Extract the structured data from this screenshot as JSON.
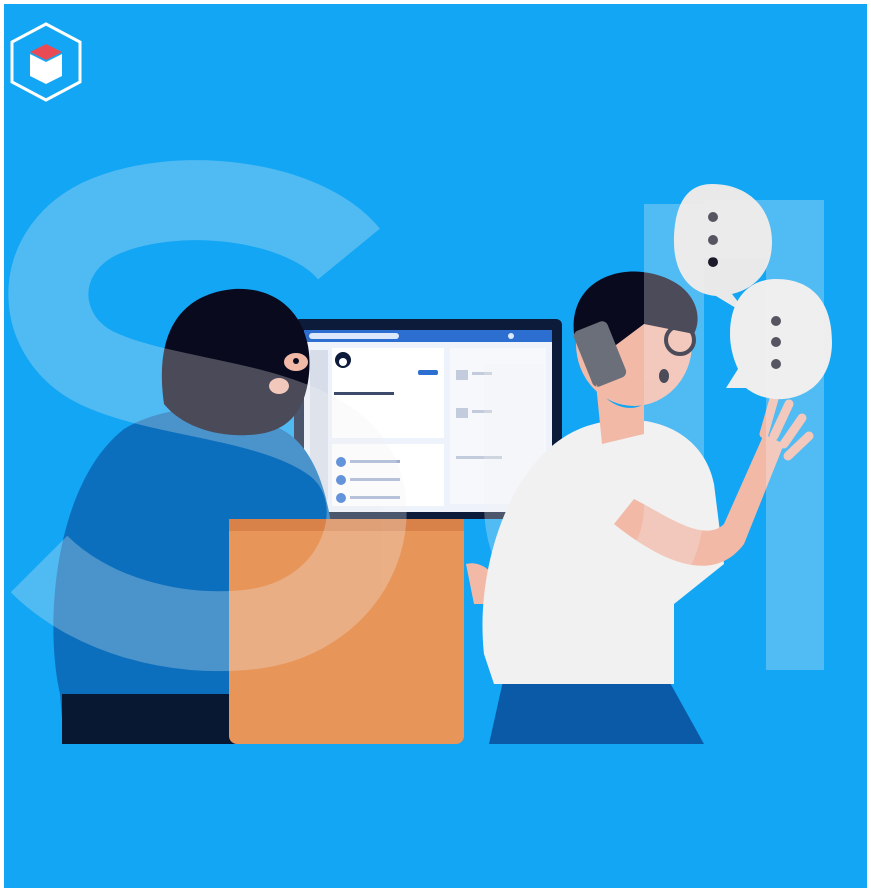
{
  "colors": {
    "background": "#12a6f4",
    "skin": "#f2b9a7",
    "hoodie": "#0b6fbd",
    "mask": "#0a0a1f",
    "desk": "#e8955a",
    "shirt": "#f1f1f1",
    "jeans": "#0a5aa8",
    "screen_frame": "#0c1b3a",
    "watermark": "#f2f2f2"
  },
  "icons": {
    "logo": "cube-logo-icon",
    "bubble_1": "speech-bubble-icon",
    "bubble_2": "speech-bubble-icon",
    "phone": "phone-icon"
  }
}
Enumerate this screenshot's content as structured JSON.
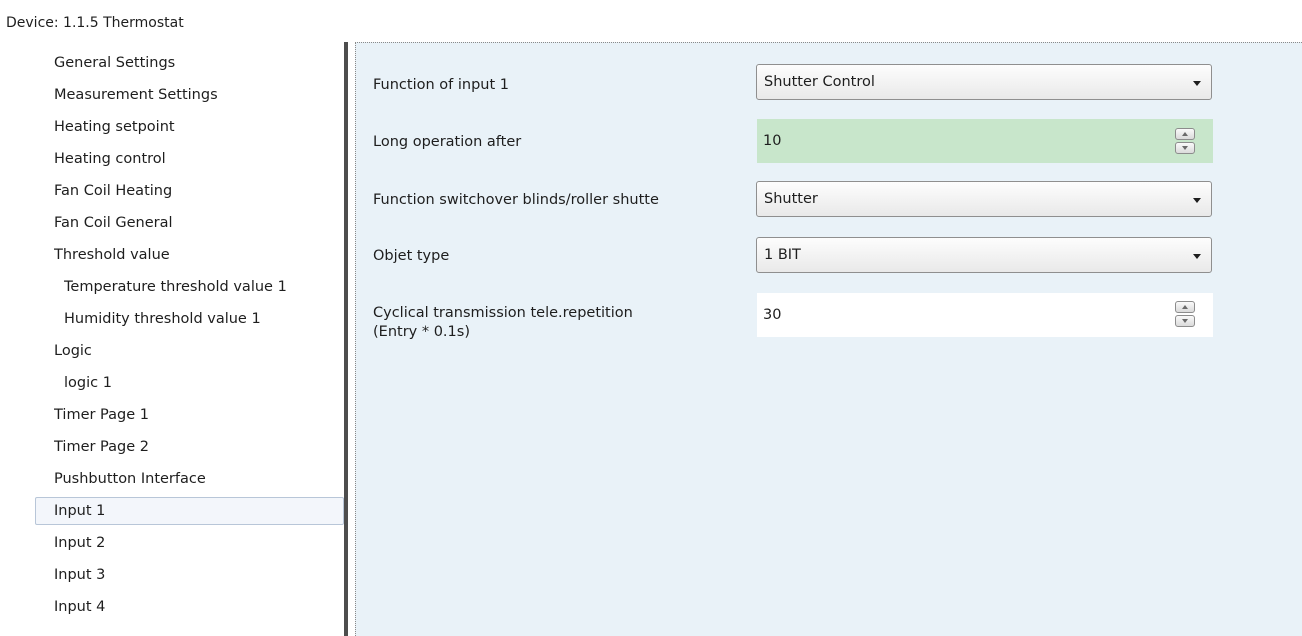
{
  "window": {
    "title": "Device: 1.1.5  Thermostat"
  },
  "sidebar": {
    "items": [
      {
        "label": "General Settings"
      },
      {
        "label": "Measurement Settings"
      },
      {
        "label": "Heating setpoint"
      },
      {
        "label": "Heating control"
      },
      {
        "label": "Fan Coil Heating"
      },
      {
        "label": "Fan Coil General"
      },
      {
        "label": "Threshold value"
      },
      {
        "label": "Temperature threshold value 1"
      },
      {
        "label": "Humidity threshold value 1"
      },
      {
        "label": "Logic"
      },
      {
        "label": "logic 1"
      },
      {
        "label": "Timer Page 1"
      },
      {
        "label": "Timer Page 2"
      },
      {
        "label": "Pushbutton Interface"
      },
      {
        "label": "Input 1"
      },
      {
        "label": "Input 2"
      },
      {
        "label": "Input 3"
      },
      {
        "label": "Input 4"
      }
    ],
    "selected": "Input 1"
  },
  "params": {
    "function_label": "Function of input 1",
    "function_value": "Shutter Control",
    "long_op_label": "Long operation after",
    "long_op_value": "10",
    "switchover_label": "Function switchover blinds/roller shutte",
    "switchover_value": "Shutter",
    "objtype_label": "Objet type",
    "objtype_value": "1 BIT",
    "cyclical_label_line1": "Cyclical transmission tele.repetition",
    "cyclical_label_line2": "(Entry * 0.1s)",
    "cyclical_value": "30"
  },
  "colors": {
    "panel_bg": "#e9f2f8",
    "highlight_field": "#c8e6cb",
    "splitter": "#4d4d4d"
  }
}
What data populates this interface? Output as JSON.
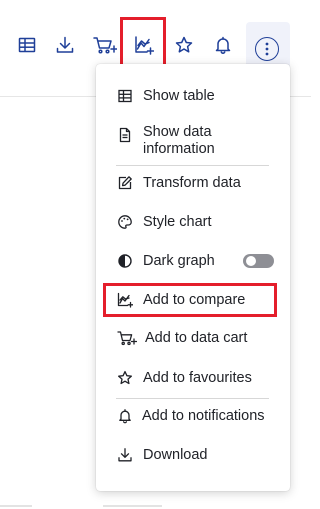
{
  "toolbar": {
    "buttons": [
      {
        "icon": "table-icon"
      },
      {
        "icon": "download-icon"
      },
      {
        "icon": "data-cart-icon"
      },
      {
        "icon": "add-to-compare-icon"
      },
      {
        "icon": "star-icon"
      },
      {
        "icon": "bell-icon"
      },
      {
        "icon": "more-options-icon"
      }
    ],
    "accent_color": "#1f3f98",
    "highlight_color": "#e41e2b"
  },
  "menu": {
    "show_table": "Show table",
    "show_data_information": "Show data information",
    "transform_data": "Transform data",
    "style_chart": "Style chart",
    "dark_graph": "Dark graph",
    "dark_graph_enabled": false,
    "add_to_compare": "Add to compare",
    "add_to_data_cart": "Add to data cart",
    "add_to_favourites": "Add to favourites",
    "add_to_notifications": "Add to notifications",
    "download": "Download"
  }
}
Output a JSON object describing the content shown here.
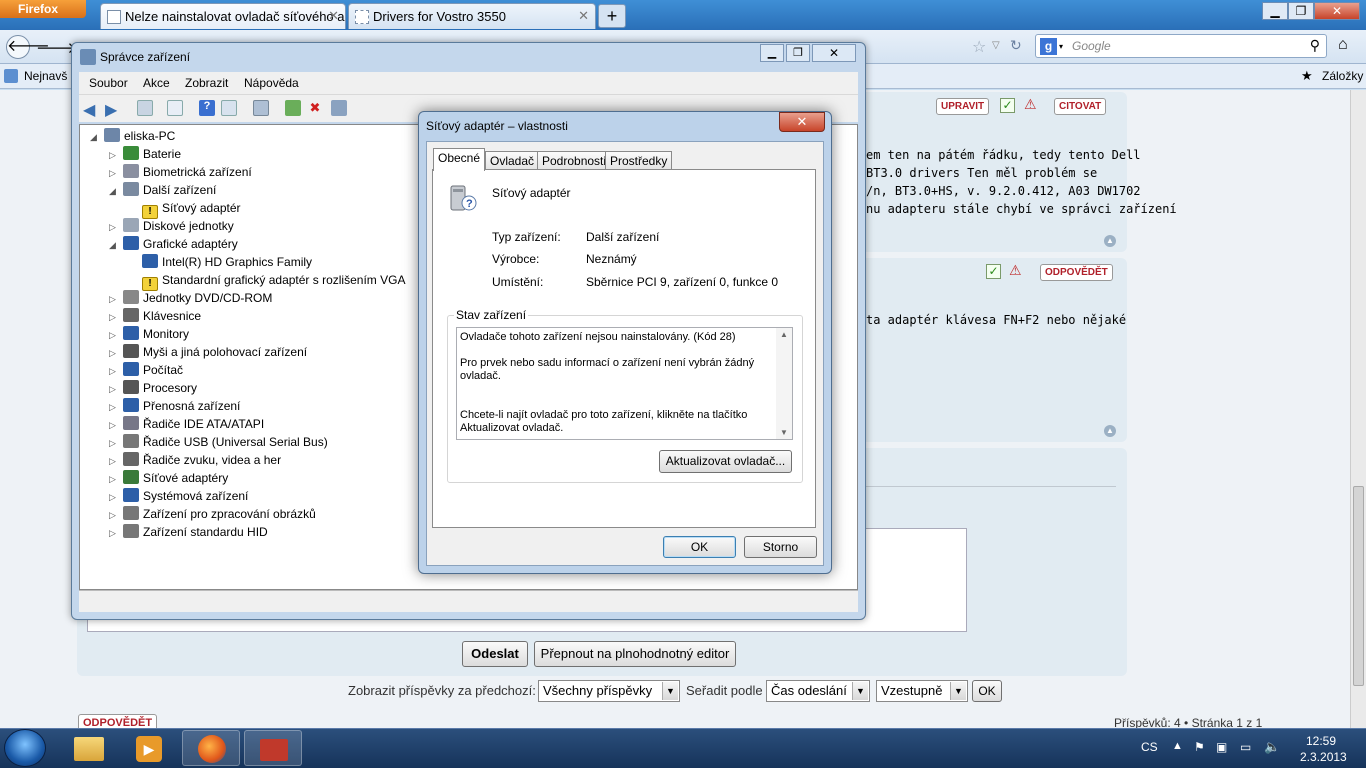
{
  "browser": {
    "menu_label": "Firefox",
    "tabs": [
      {
        "label": "Nelze nainstalovat ovladač síťového a..."
      },
      {
        "label": "Drivers for Vostro 3550"
      }
    ],
    "new_tab": "+",
    "search_placeholder": "Google",
    "bookmark_left": "Nejnavš",
    "bookmarks_label": "Záložky"
  },
  "page": {
    "post1_buttons": {
      "edit": "UPRAVIT",
      "quote": "CITOVAT"
    },
    "post1_lines": [
      "em ten na pátém řádku, tedy tento Dell",
      "BT3.0 drivers Ten měl problém se",
      "/n, BT3.0+HS, v. 9.2.0.412, A03 DW1702",
      "nu adapteru stále chybí ve správci zařízení"
    ],
    "post2_button": "ODPOVĚDĚT",
    "post2_line": "ta adaptér klávesa FN+F2 nebo nějaké",
    "send_button": "Odeslat",
    "full_editor_button": "Přepnout na plnohodnotný editor",
    "filter": {
      "show_label": "Zobrazit příspěvky za předchozí:",
      "show_value": "Všechny příspěvky",
      "sort_label": "Seřadit podle",
      "sort_value": "Čas odeslání",
      "order_value": "Vzestupně",
      "ok": "OK"
    },
    "reply_button": "ODPOVĚDĚT",
    "pagination": "Příspěvků: 4 • Stránka 1 z 1"
  },
  "device_manager": {
    "title": "Správce zařízení",
    "menu": [
      "Soubor",
      "Akce",
      "Zobrazit",
      "Nápověda"
    ],
    "tree": [
      {
        "label": "eliska-PC",
        "level": 0,
        "expander": "◢"
      },
      {
        "label": "Baterie",
        "level": 1,
        "expander": "▷"
      },
      {
        "label": "Biometrická zařízení",
        "level": 1,
        "expander": "▷"
      },
      {
        "label": "Další zařízení",
        "level": 1,
        "expander": "◢"
      },
      {
        "label": "Síťový adaptér",
        "level": 2,
        "expander": "",
        "warning": true
      },
      {
        "label": "Diskové jednotky",
        "level": 1,
        "expander": "▷"
      },
      {
        "label": "Grafické adaptéry",
        "level": 1,
        "expander": "◢"
      },
      {
        "label": "Intel(R) HD Graphics Family",
        "level": 2,
        "expander": ""
      },
      {
        "label": "Standardní grafický adaptér s rozlišením VGA",
        "level": 2,
        "expander": "",
        "warning": true
      },
      {
        "label": "Jednotky DVD/CD-ROM",
        "level": 1,
        "expander": "▷"
      },
      {
        "label": "Klávesnice",
        "level": 1,
        "expander": "▷"
      },
      {
        "label": "Monitory",
        "level": 1,
        "expander": "▷"
      },
      {
        "label": "Myši a jiná polohovací zařízení",
        "level": 1,
        "expander": "▷"
      },
      {
        "label": "Počítač",
        "level": 1,
        "expander": "▷"
      },
      {
        "label": "Procesory",
        "level": 1,
        "expander": "▷"
      },
      {
        "label": "Přenosná zařízení",
        "level": 1,
        "expander": "▷"
      },
      {
        "label": "Řadiče IDE ATA/ATAPI",
        "level": 1,
        "expander": "▷"
      },
      {
        "label": "Řadiče USB (Universal Serial Bus)",
        "level": 1,
        "expander": "▷"
      },
      {
        "label": "Řadiče zvuku, videa a her",
        "level": 1,
        "expander": "▷"
      },
      {
        "label": "Síťové adaptéry",
        "level": 1,
        "expander": "▷"
      },
      {
        "label": "Systémová zařízení",
        "level": 1,
        "expander": "▷"
      },
      {
        "label": "Zařízení pro zpracování obrázků",
        "level": 1,
        "expander": "▷"
      },
      {
        "label": "Zařízení standardu HID",
        "level": 1,
        "expander": "▷"
      }
    ]
  },
  "properties": {
    "title": "Síťový adaptér – vlastnosti",
    "tabs": [
      "Obecné",
      "Ovladač",
      "Podrobnosti",
      "Prostředky"
    ],
    "device_name": "Síťový adaptér",
    "fields": [
      {
        "label": "Typ zařízení:",
        "value": "Další zařízení"
      },
      {
        "label": "Výrobce:",
        "value": "Neznámý"
      },
      {
        "label": "Umístění:",
        "value": "Sběrnice PCI 9, zařízení 0, funkce 0"
      }
    ],
    "status_group": "Stav zařízení",
    "status_lines": [
      "Ovladače tohoto zařízení nejsou nainstalovány. (Kód 28)",
      "Pro prvek nebo sadu informací o zařízení není vybrán žádný ovladač.",
      "Chcete-li najít ovladač pro toto zařízení, klikněte na tlačítko Aktualizovat ovladač."
    ],
    "update_button": "Aktualizovat ovladač...",
    "ok": "OK",
    "cancel": "Storno"
  },
  "taskbar": {
    "lang": "CS",
    "time": "12:59",
    "date": "2.3.2013"
  }
}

────────────────────────────────────────

- _Exercise instructions_
Quote the records above exactly, leaving out any pictures.

- _Complete answer_
Extract the structured data from this screenshot as JSON.
{
  "colors": {
    "background": "#12a6f4",
    "skin": "#f2b9a7",
    "hoodie": "#0b6fbd",
    "mask": "#0a0a1f",
    "desk": "#e8955a",
    "shirt": "#f1f1f1",
    "jeans": "#0a5aa8",
    "screen_frame": "#0c1b3a",
    "watermark": "#f2f2f2"
  },
  "icons": {
    "logo": "cube-logo-icon",
    "bubble_1": "speech-bubble-icon",
    "bubble_2": "speech-bubble-icon",
    "phone": "phone-icon"
  }
}
Enumerate this screenshot's content as structured JSON.
{
  "window": {
    "title": "Device: 1.1.5  Thermostat"
  },
  "sidebar": {
    "items": [
      {
        "label": "General Settings"
      },
      {
        "label": "Measurement Settings"
      },
      {
        "label": "Heating setpoint"
      },
      {
        "label": "Heating control"
      },
      {
        "label": "Fan Coil Heating"
      },
      {
        "label": "Fan Coil General"
      },
      {
        "label": "Threshold value"
      },
      {
        "label": "Temperature threshold value 1"
      },
      {
        "label": "Humidity threshold value 1"
      },
      {
        "label": "Logic"
      },
      {
        "label": "logic 1"
      },
      {
        "label": "Timer Page 1"
      },
      {
        "label": "Timer Page 2"
      },
      {
        "label": "Pushbutton Interface"
      },
      {
        "label": "Input 1"
      },
      {
        "label": "Input 2"
      },
      {
        "label": "Input 3"
      },
      {
        "label": "Input 4"
      }
    ],
    "selected": "Input 1"
  },
  "params": {
    "function_label": "Function of input 1",
    "function_value": "Shutter Control",
    "long_op_label": "Long operation after",
    "long_op_value": "10",
    "switchover_label": "Function switchover blinds/roller shutte",
    "switchover_value": "Shutter",
    "objtype_label": "Objet type",
    "objtype_value": "1 BIT",
    "cyclical_label_line1": "Cyclical transmission tele.repetition",
    "cyclical_label_line2": "(Entry * 0.1s)",
    "cyclical_value": "30"
  },
  "colors": {
    "panel_bg": "#e9f2f8",
    "highlight_field": "#c8e6cb",
    "splitter": "#4d4d4d"
  }
}
What data populates this interface? Output as JSON.
{
  "toolbar": {
    "buttons": [
      {
        "icon": "table-icon"
      },
      {
        "icon": "download-icon"
      },
      {
        "icon": "data-cart-icon"
      },
      {
        "icon": "add-to-compare-icon"
      },
      {
        "icon": "star-icon"
      },
      {
        "icon": "bell-icon"
      },
      {
        "icon": "more-options-icon"
      }
    ],
    "accent_color": "#1f3f98",
    "highlight_color": "#e41e2b"
  },
  "menu": {
    "show_table": "Show table",
    "show_data_information": "Show data information",
    "transform_data": "Transform data",
    "style_chart": "Style chart",
    "dark_graph": "Dark graph",
    "dark_graph_enabled": false,
    "add_to_compare": "Add to compare",
    "add_to_data_cart": "Add to data cart",
    "add_to_favourites": "Add to favourites",
    "add_to_notifications": "Add to notifications",
    "download": "Download"
  }
}
Output a JSON object describing the content shown here.
{
  "browser": {
    "menu_label": "Firefox",
    "tabs": [
      {
        "label": "Nelze nainstalovat ovladač síťového a..."
      },
      {
        "label": "Drivers for Vostro 3550"
      }
    ],
    "new_tab": "+",
    "search_placeholder": "Google",
    "bookmark_left": "Nejnavš",
    "bookmarks_label": "Záložky"
  },
  "page": {
    "post1_buttons": {
      "edit": "UPRAVIT",
      "quote": "CITOVAT"
    },
    "post1_lines": [
      "em ten na pátém řádku, tedy tento Dell",
      "BT3.0 drivers Ten měl problém se",
      "/n, BT3.0+HS, v. 9.2.0.412, A03 DW1702",
      "nu adapteru stále chybí ve správci zařízení"
    ],
    "post2_button": "ODPOVĚDĚT",
    "post2_line": "ta adaptér klávesa FN+F2 nebo nějaké",
    "send_button": "Odeslat",
    "full_editor_button": "Přepnout na plnohodnotný editor",
    "filter": {
      "show_label": "Zobrazit příspěvky za předchozí:",
      "show_value": "Všechny příspěvky",
      "sort_label": "Seřadit podle",
      "sort_value": "Čas odeslání",
      "order_value": "Vzestupně",
      "ok": "OK"
    },
    "reply_button": "ODPOVĚDĚT",
    "pagination": "Příspěvků: 4 • Stránka 1 z 1"
  },
  "device_manager": {
    "title": "Správce zařízení",
    "menu": [
      "Soubor",
      "Akce",
      "Zobrazit",
      "Nápověda"
    ],
    "tree": [
      {
        "label": "eliska-PC",
        "level": 0,
        "expander": "◢"
      },
      {
        "label": "Baterie",
        "level": 1,
        "expander": "▷"
      },
      {
        "label": "Biometrická zařízení",
        "level": 1,
        "expander": "▷"
      },
      {
        "label": "Další zařízení",
        "level": 1,
        "expander": "◢"
      },
      {
        "label": "Síťový adaptér",
        "level": 2,
        "expander": "",
        "warning": true
      },
      {
        "label": "Diskové jednotky",
        "level": 1,
        "expander": "▷"
      },
      {
        "label": "Grafické adaptéry",
        "level": 1,
        "expander": "◢"
      },
      {
        "label": "Intel(R) HD Graphics Family",
        "level": 2,
        "expander": ""
      },
      {
        "label": "Standardní grafický adaptér s rozlišením VGA",
        "level": 2,
        "expander": "",
        "warning": true
      },
      {
        "label": "Jednotky DVD/CD-ROM",
        "level": 1,
        "expander": "▷"
      },
      {
        "label": "Klávesnice",
        "level": 1,
        "expander": "▷"
      },
      {
        "label": "Monitory",
        "level": 1,
        "expander": "▷"
      },
      {
        "label": "Myši a jiná polohovací zařízení",
        "level": 1,
        "expander": "▷"
      },
      {
        "label": "Počítač",
        "level": 1,
        "expander": "▷"
      },
      {
        "label": "Procesory",
        "level": 1,
        "expander": "▷"
      },
      {
        "label": "Přenosná zařízení",
        "level": 1,
        "expander": "▷"
      },
      {
        "label": "Řadiče IDE ATA/ATAPI",
        "level": 1,
        "expander": "▷"
      },
      {
        "label": "Řadiče USB (Universal Serial Bus)",
        "level": 1,
        "expander": "▷"
      },
      {
        "label": "Řadiče zvuku, videa a her",
        "level": 1,
        "expander": "▷"
      },
      {
        "label": "Síťové adaptéry",
        "level": 1,
        "expander": "▷"
      },
      {
        "label": "Systémová zařízení",
        "level": 1,
        "expander": "▷"
      },
      {
        "label": "Zařízení pro zpracování obrázků",
        "level": 1,
        "expander": "▷"
      },
      {
        "label": "Zařízení standardu HID",
        "level": 1,
        "expander": "▷"
      }
    ]
  },
  "properties": {
    "title": "Síťový adaptér – vlastnosti",
    "tabs": [
      "Obecné",
      "Ovladač",
      "Podrobnosti",
      "Prostředky"
    ],
    "device_name": "Síťový adaptér",
    "fields": [
      {
        "label": "Typ zařízení:",
        "value": "Další zařízení"
      },
      {
        "label": "Výrobce:",
        "value": "Neznámý"
      },
      {
        "label": "Umístění:",
        "value": "Sběrnice PCI 9, zařízení 0, funkce 0"
      }
    ],
    "status_group": "Stav zařízení",
    "status_lines": [
      "Ovladače tohoto zařízení nejsou nainstalovány. (Kód 28)",
      "Pro prvek nebo sadu informací o zařízení není vybrán žádný ovladač.",
      "Chcete-li najít ovladač pro toto zařízení, klikněte na tlačítko Aktualizovat ovladač."
    ],
    "update_button": "Aktualizovat ovladač...",
    "ok": "OK",
    "cancel": "Storno"
  },
  "taskbar": {
    "lang": "CS",
    "time": "12:59",
    "date": "2.3.2013"
  }
}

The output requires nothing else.